## Listed entries
++++
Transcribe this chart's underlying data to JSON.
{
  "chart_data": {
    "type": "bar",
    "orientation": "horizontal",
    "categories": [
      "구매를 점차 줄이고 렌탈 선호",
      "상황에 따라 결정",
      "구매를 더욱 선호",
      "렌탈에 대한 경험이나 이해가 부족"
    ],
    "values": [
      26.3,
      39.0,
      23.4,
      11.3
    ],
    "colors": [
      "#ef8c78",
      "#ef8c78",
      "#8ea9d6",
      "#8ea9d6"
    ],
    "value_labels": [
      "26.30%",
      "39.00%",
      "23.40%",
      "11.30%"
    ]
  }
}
++++
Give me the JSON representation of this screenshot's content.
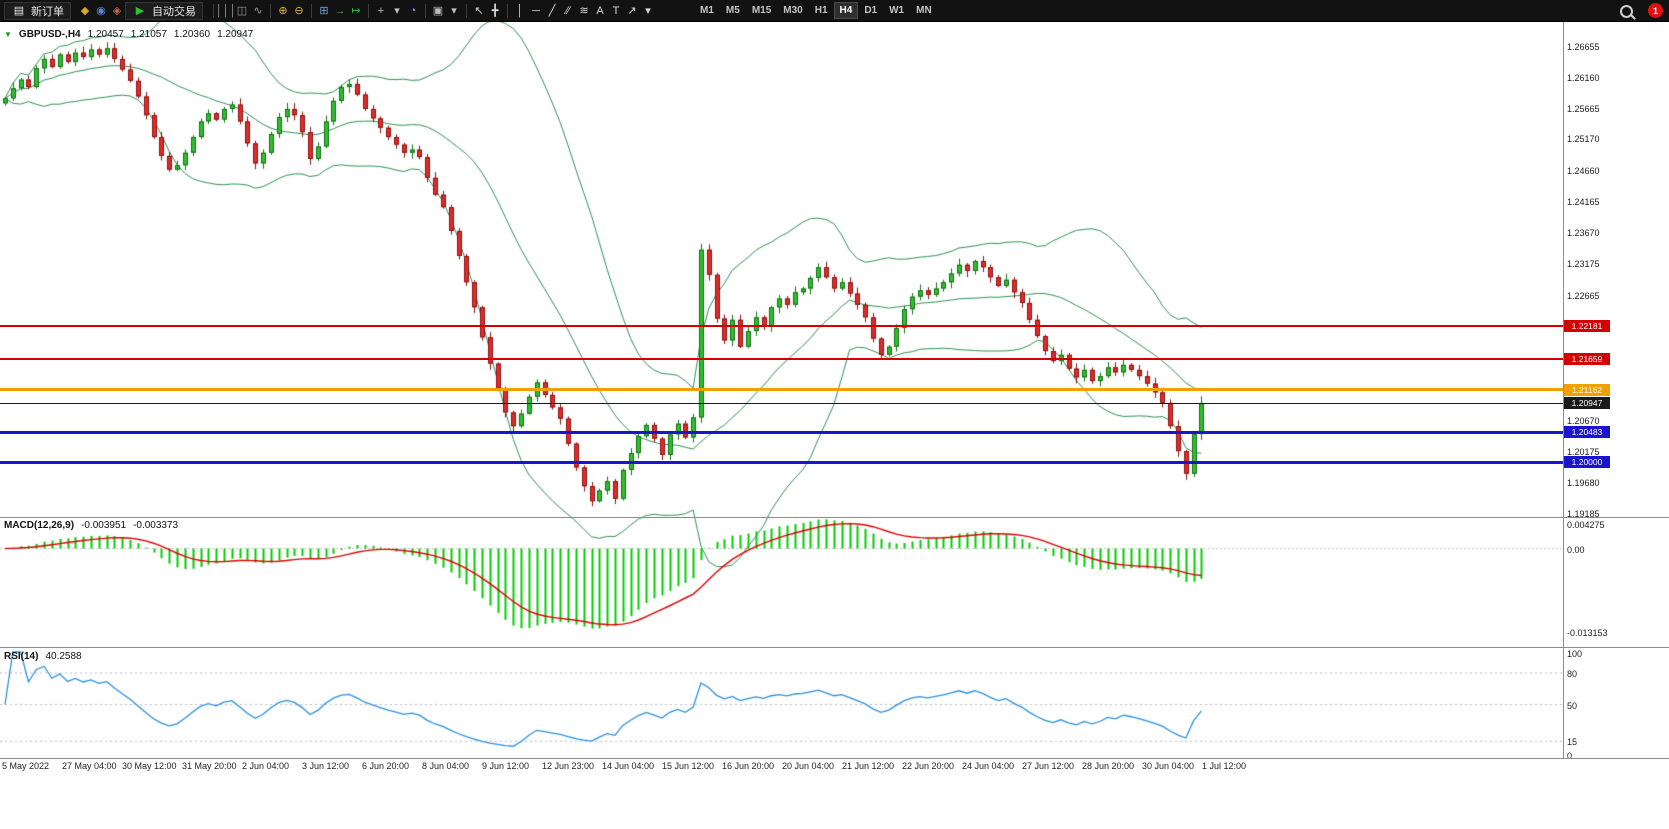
++++
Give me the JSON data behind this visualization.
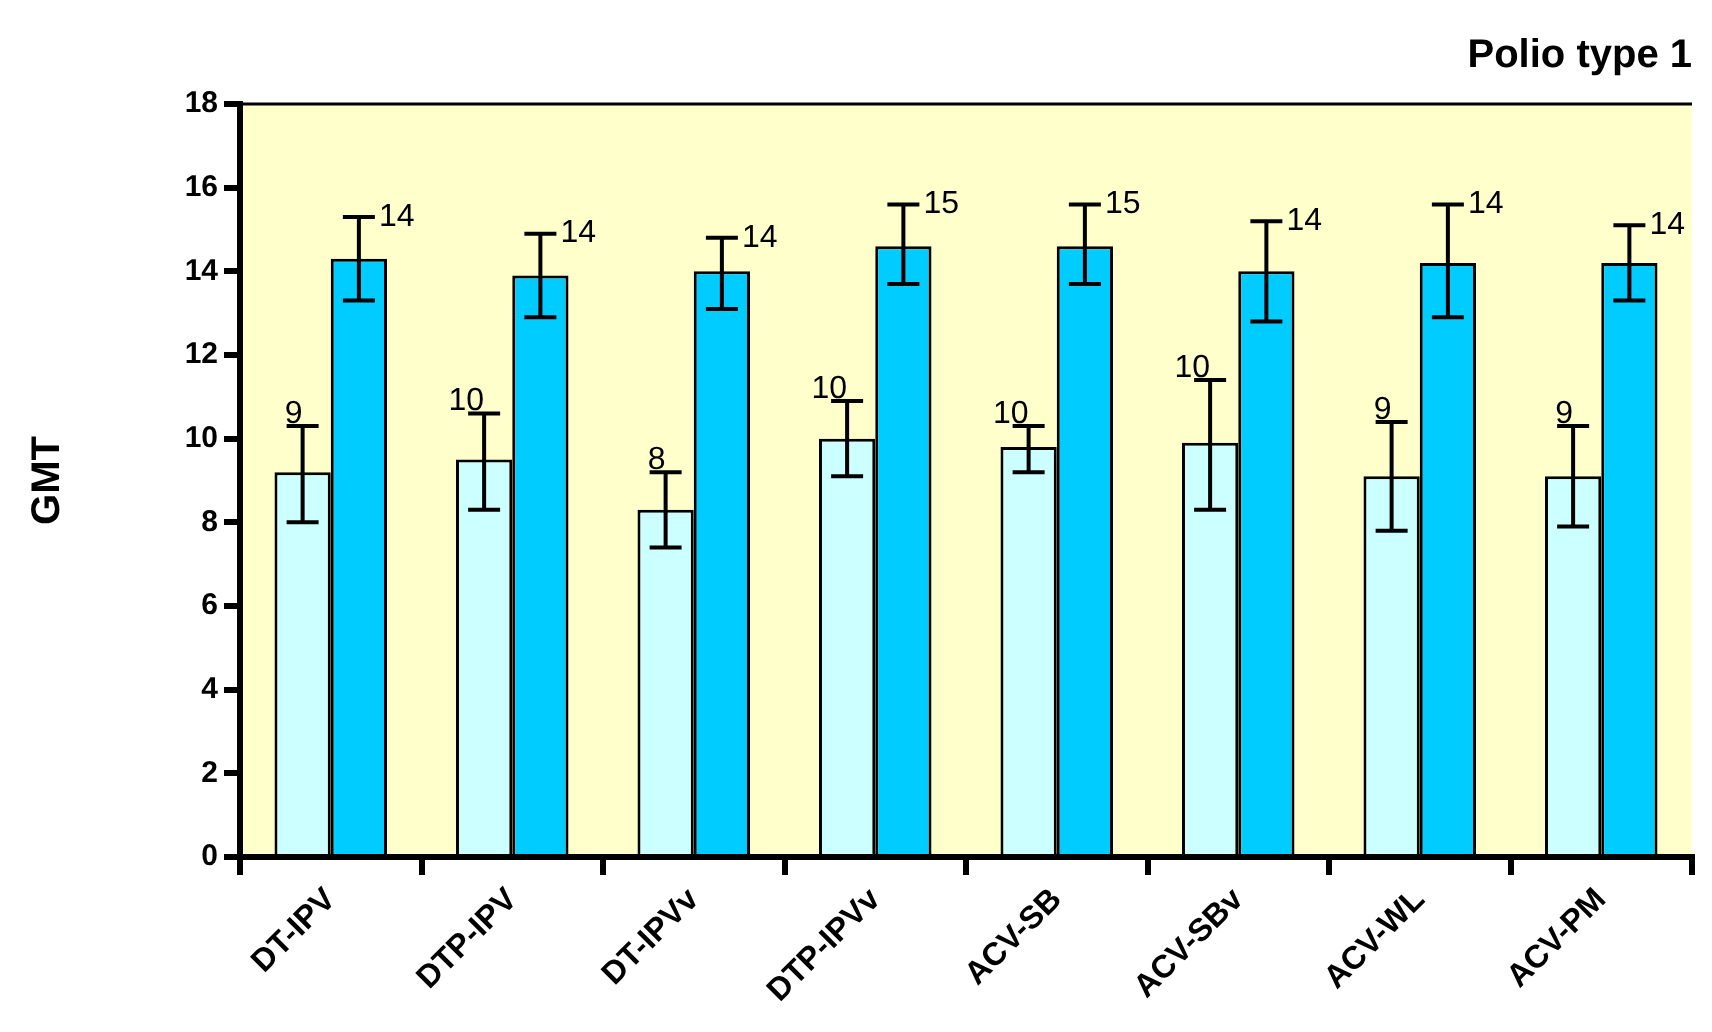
++++
## Work to complete
Gather each line of the listing containing the word "Give" and show it.

## Reply to the task
Give me the JSON representation of this screenshot's content.
Give me the JSON data behind this visualization.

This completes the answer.